EXTRAIT DU TEXTE:

Questionnaire littéraire pour trois écrivains hongrois – Ádám Bodor

Où il est question de Paris, des foires internationales, du lecteur idéal et de bien d’autres choses encore.


« Qui a connu son étreinte, toujours languit de la retrouver, qui a contemplé ses charmes, jamais ne les oublie et qui a laissé échapper ne serait-ce qu’une minute d’instants amoureux partagés avec cette ville, le regrette à jamais ! », écrivait en 1925 le hongrois Attila Orbók dans son guide de voyage consacré à Paris. Quelle relation entretenez-vous avec la capitale française ? (1)

 Je comprends l’enthousiasme d’Attila Orbók. Le Paris d’il y a un siècle, répondant aux exigences du mode de vie bourgeois de l’époque, devait être plus trépidant, plus chatoyant qu’aujourd’hui. Comparé à son homologue contemporain, le visiteur tout droit sorti de son contexte hongrois y trouvait alors davantage d’excitation, de délices et probablement d’aventures, la confrontation avec la vie mondaine pouvait lui laisser de plus fortes impressions. Issu d’un environnement socio-culturel beaucoup plus équilibré, riche de connaissances, d’expériences différentes et disposant d’autres moyens de communication, le visiteur d’aujourd’hui aborde la ville plus sereinement, avec des attentes d’une autre nature. Voyager est désormais une mode, un style de vie et le voyageur est donc inévitablement devenu plus difficile à surprendre, son intérêt s’émousse, ce qui finit par se répercuter sur l’offre elle-même. Le Paris d’antan a forcément perdu de son charme, ses couleurs se ternissent, ses saveurs s’estompent, les symboles uniformisés de la mondialisation, certes dans une moindre mesure qu’ailleurs, viennent en permanence polluer le paysage d’ensemble de la ville.

DEMANDE ÉCRITE:
Dans l'extrait du questionnaire soumis à Ádám Bodor, relevez tout ce que le visiteur venu de Hongrie trouvait en plus grande quantité à Paris il y a un siècle. Les items forment un ensemble à part, indépendant de l'extrait.

ENTRÉES EXTRAITES:
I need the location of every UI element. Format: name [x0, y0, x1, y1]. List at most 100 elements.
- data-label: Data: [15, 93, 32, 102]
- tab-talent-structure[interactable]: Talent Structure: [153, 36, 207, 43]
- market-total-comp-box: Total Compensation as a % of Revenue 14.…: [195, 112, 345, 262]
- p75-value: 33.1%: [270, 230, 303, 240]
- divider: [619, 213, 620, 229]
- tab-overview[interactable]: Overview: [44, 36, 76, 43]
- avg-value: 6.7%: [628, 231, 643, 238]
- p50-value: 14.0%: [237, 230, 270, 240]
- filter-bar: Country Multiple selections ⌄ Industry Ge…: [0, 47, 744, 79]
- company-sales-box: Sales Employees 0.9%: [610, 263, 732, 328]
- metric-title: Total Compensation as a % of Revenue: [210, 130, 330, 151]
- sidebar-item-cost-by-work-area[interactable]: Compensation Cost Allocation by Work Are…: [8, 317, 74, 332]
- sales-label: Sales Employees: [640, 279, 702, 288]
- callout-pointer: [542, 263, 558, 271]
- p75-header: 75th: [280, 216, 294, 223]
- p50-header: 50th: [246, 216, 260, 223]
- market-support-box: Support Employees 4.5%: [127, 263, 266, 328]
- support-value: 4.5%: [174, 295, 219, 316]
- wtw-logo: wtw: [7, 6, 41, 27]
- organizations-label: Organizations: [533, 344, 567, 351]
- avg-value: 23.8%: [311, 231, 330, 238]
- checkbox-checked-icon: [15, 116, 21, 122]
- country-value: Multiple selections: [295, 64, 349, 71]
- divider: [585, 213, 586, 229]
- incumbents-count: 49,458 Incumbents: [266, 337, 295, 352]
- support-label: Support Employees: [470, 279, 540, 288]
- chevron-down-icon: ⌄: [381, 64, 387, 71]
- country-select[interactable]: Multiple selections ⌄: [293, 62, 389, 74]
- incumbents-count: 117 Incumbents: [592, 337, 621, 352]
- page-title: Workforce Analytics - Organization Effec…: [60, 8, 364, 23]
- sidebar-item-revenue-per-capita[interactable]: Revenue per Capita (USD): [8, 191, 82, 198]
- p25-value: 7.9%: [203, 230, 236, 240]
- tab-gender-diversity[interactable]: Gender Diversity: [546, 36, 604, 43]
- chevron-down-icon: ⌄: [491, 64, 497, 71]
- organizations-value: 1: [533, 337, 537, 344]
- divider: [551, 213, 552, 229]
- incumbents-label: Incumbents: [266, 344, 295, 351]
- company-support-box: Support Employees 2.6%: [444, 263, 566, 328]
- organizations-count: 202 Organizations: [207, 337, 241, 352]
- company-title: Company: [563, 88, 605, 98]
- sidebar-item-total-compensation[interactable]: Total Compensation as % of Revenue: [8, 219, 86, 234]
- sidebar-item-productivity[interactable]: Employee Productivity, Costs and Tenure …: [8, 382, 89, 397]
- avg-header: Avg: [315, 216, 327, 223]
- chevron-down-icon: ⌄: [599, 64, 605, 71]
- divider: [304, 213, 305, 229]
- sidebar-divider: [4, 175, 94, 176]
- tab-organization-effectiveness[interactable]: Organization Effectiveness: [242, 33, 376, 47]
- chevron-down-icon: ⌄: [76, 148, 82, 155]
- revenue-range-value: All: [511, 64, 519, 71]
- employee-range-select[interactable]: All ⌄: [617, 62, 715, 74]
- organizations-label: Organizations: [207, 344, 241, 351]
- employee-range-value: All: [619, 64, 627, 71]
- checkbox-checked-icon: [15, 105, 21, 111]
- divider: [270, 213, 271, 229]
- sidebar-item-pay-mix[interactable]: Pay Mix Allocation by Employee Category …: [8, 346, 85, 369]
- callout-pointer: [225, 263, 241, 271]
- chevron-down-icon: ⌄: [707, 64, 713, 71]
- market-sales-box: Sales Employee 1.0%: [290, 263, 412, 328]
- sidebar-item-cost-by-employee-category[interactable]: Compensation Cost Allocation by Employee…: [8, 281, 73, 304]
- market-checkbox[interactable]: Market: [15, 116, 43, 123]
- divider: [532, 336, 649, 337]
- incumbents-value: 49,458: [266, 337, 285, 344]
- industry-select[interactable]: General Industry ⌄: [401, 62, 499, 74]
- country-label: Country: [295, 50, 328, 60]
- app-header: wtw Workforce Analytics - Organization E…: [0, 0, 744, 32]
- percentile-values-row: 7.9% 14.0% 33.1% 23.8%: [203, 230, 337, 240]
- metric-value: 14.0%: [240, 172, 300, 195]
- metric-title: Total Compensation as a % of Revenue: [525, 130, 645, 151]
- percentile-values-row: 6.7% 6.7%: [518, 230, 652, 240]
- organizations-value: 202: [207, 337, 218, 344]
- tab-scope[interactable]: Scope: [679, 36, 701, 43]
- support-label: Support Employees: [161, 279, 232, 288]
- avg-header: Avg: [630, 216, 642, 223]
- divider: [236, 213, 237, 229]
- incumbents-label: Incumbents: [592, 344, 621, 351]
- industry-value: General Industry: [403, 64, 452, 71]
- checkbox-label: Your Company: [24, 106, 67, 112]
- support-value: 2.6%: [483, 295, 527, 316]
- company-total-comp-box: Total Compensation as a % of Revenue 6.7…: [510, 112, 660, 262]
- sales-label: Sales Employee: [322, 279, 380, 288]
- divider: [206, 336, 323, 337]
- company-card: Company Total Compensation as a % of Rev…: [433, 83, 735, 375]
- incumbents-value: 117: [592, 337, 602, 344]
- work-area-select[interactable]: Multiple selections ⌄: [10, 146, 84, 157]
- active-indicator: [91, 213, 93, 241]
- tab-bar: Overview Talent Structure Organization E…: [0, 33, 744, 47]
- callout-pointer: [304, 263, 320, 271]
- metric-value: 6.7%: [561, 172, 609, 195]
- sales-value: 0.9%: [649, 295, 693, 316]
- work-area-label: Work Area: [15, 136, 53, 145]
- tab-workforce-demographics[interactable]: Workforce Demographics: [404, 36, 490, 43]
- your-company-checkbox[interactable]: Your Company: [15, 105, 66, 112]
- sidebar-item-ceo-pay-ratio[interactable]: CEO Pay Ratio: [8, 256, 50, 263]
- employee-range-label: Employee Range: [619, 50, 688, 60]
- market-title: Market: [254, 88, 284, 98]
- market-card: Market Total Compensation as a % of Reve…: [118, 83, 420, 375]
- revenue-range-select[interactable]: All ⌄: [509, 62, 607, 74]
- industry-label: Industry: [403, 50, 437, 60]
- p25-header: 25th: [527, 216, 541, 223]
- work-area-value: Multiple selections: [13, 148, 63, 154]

EN RÉPONSE:
De l'excitation, des délices et probablement des aventures.